───── Available records
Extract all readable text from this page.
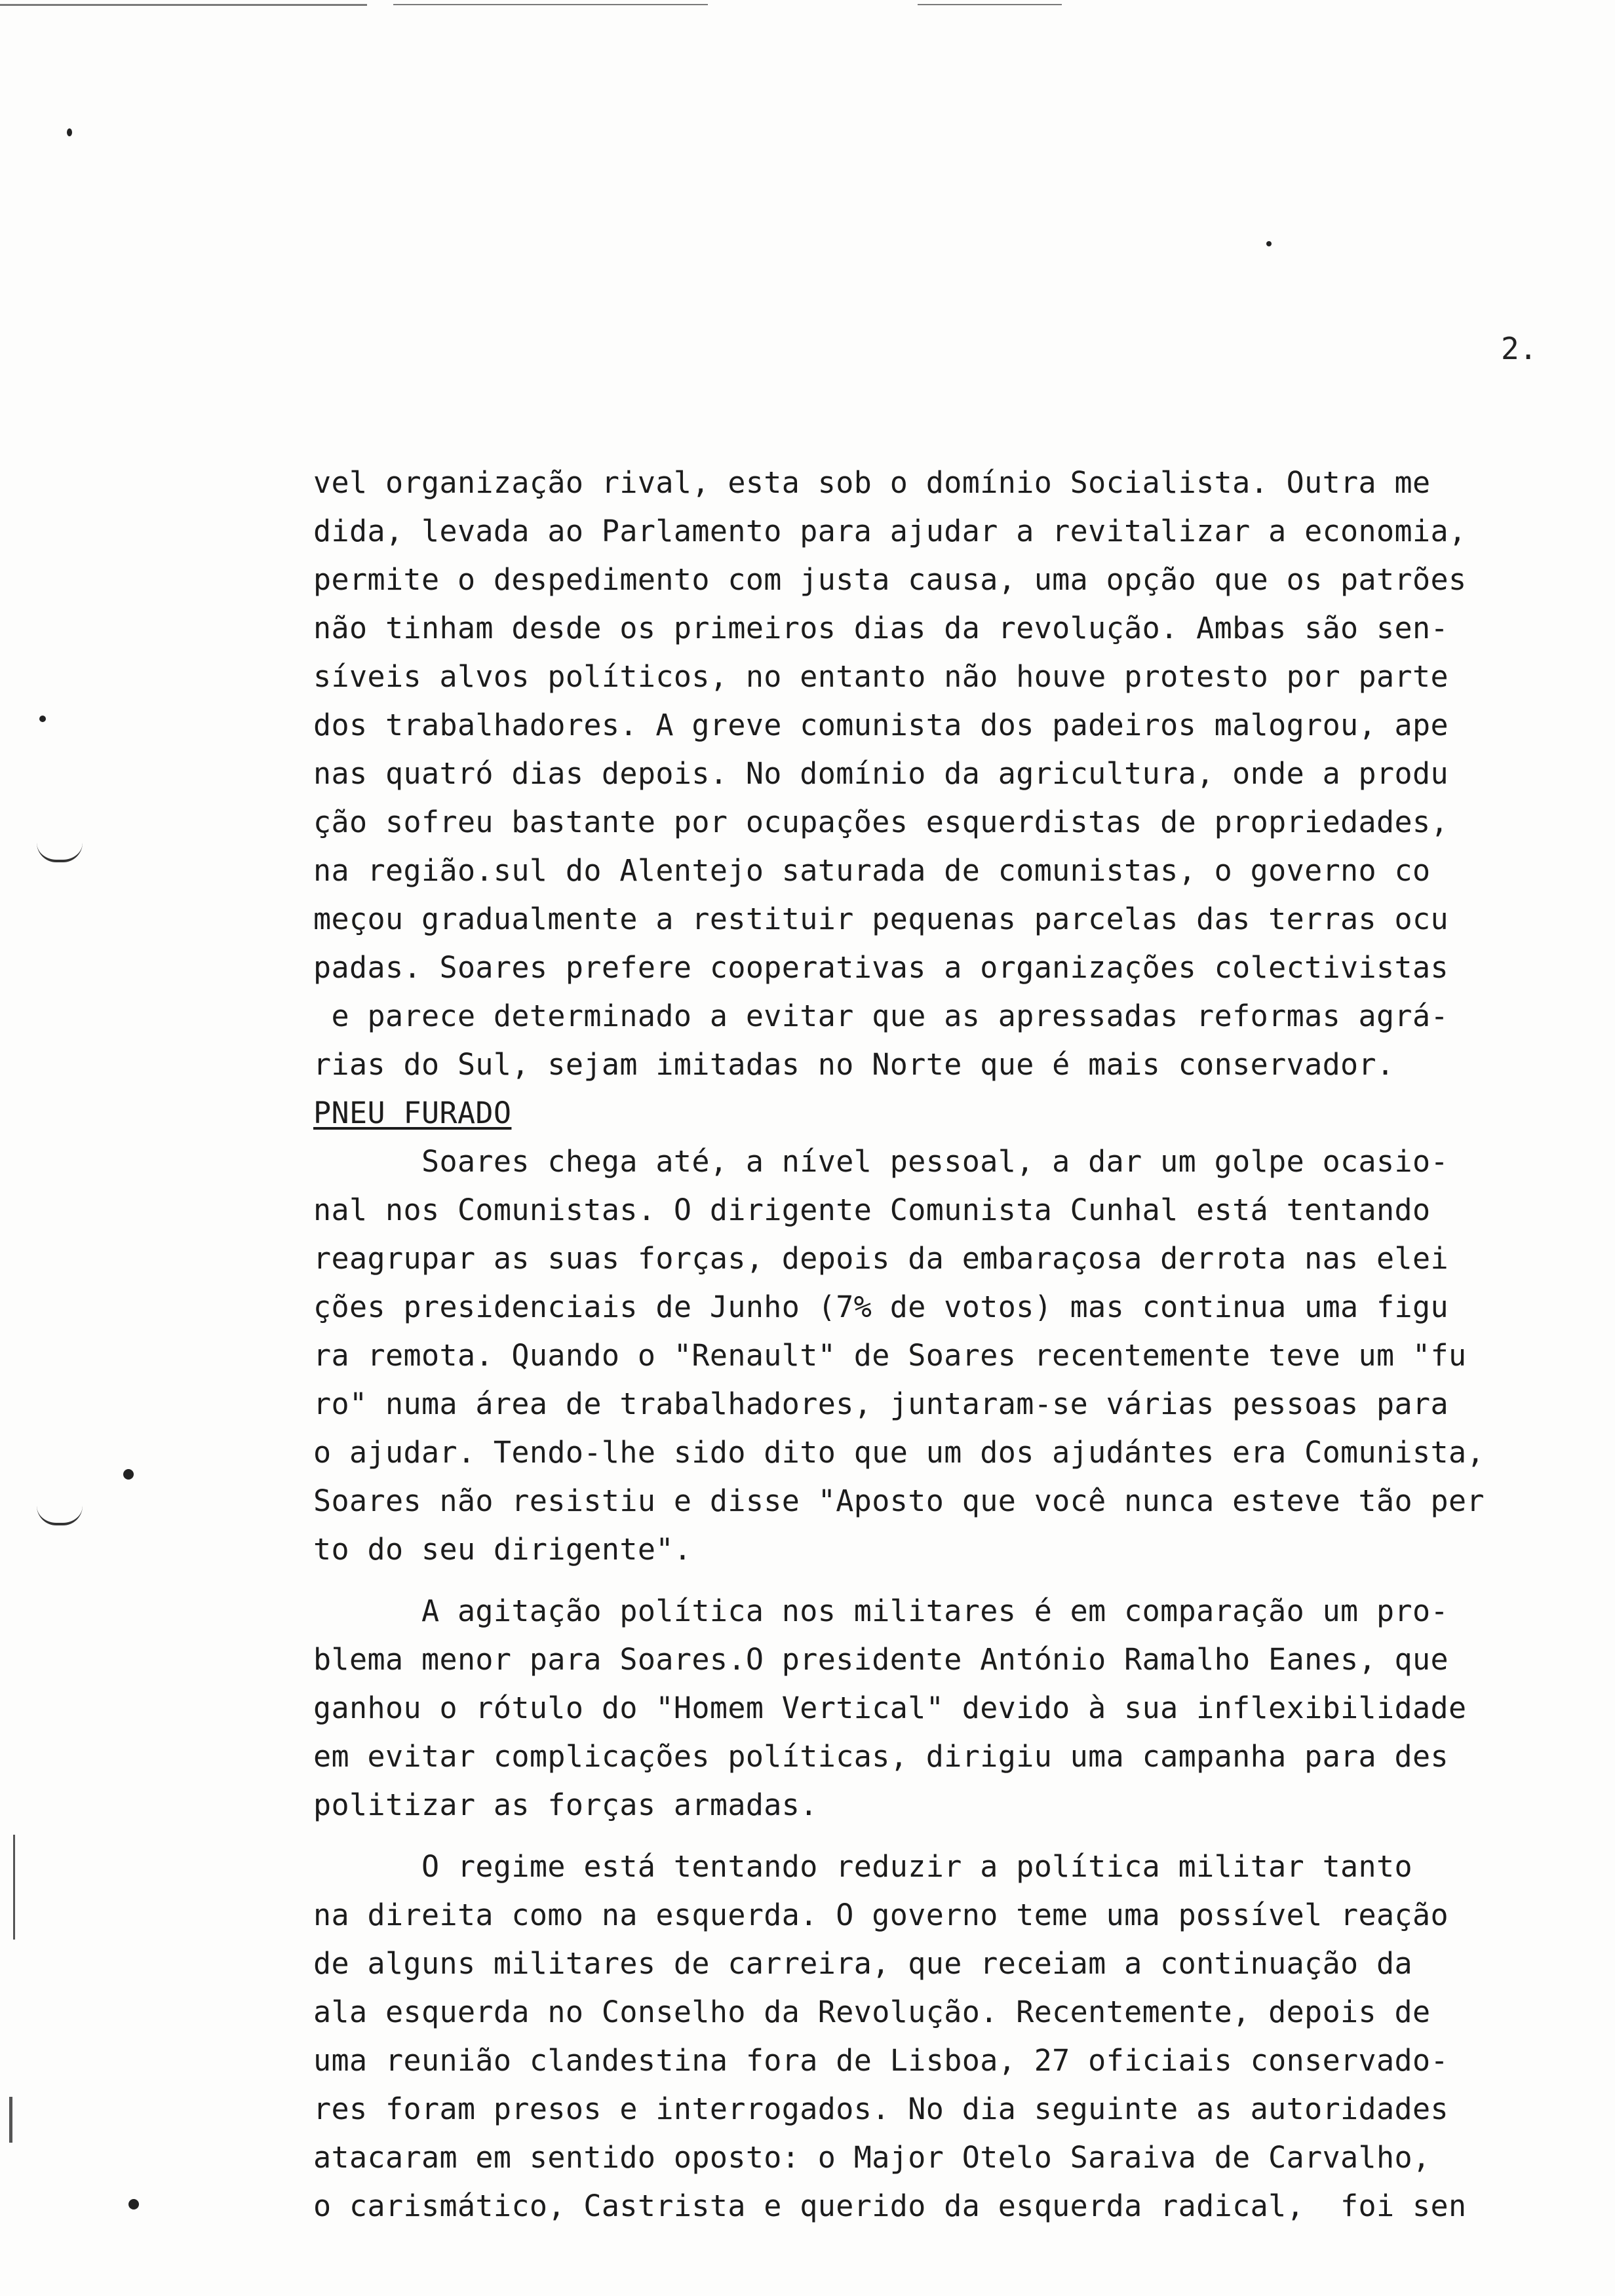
2.
vel organização rival, esta sob o domínio Socialista. Outra me
dida, levada ao Parlamento para ajudar a revitalizar a economia,
permite o despedimento com justa causa, uma opção que os patrões
não tinham desde os primeiros dias da revolução. Ambas são sen-
síveis alvos políticos, no entanto não houve protesto por parte
dos trabalhadores. A greve comunista dos padeiros malogrou, ape
nas quatró dias depois. No domínio da agricultura, onde a produ
ção sofreu bastante por ocupações esquerdistas de propriedades,
na região.sul do Alentejo saturada de comunistas, o governo co
meçou gradualmente a restituir pequenas parcelas das terras ocu
padas. Soares prefere cooperativas a organizações colectivistas
e parece determinado a evitar que as apressadas reformas agrá-
rias do Sul, sejam imitadas no Norte que é mais conservador.
PNEU FURADO
Soares chega até, a nível pessoal, a dar um golpe ocasio-
nal nos Comunistas. O dirigente Comunista Cunhal está tentando
reagrupar as suas forças, depois da embaraçosa derrota nas elei
ções presidenciais de Junho (7% de votos) mas continua uma figu
ra remota. Quando o "Renault" de Soares recentemente teve um "fu
ro" numa área de trabalhadores, juntaram-se várias pessoas para
o ajudar. Tendo-lhe sido dito que um dos ajudántes era Comunista,
Soares não resistiu e disse "Aposto que você nunca esteve tão per
to do seu dirigente".
A agitação política nos militares é em comparação um pro-
blema menor para Soares.O presidente António Ramalho Eanes, que
ganhou o rótulo do "Homem Vertical" devido à sua inflexibilidade
em evitar complicações políticas, dirigiu uma campanha para des
politizar as forças armadas.
O regime está tentando reduzir a política militar tanto
na direita como na esquerda. O governo teme uma possível reação
de alguns militares de carreira, que receiam a continuação da
ala esquerda no Conselho da Revolução. Recentemente, depois de
uma reunião clandestina fora de Lisboa, 27 oficiais conservado-
res foram presos e interrogados. No dia seguinte as autoridades
atacaram em sentido oposto: o Major Otelo Saraiva de Carvalho,
o carismático, Castrista e querido da esquerda radical,  foi sen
──────────
* _What the exercise asks_: For each line of the listing that holds the word "ajudar", show that line.

* _Task result_:
dida, levada ao Parlamento para ajudar a revitalizar a economia,
o ajudar. Tendo-lhe sido dito que um dos ajudántes era Comunista,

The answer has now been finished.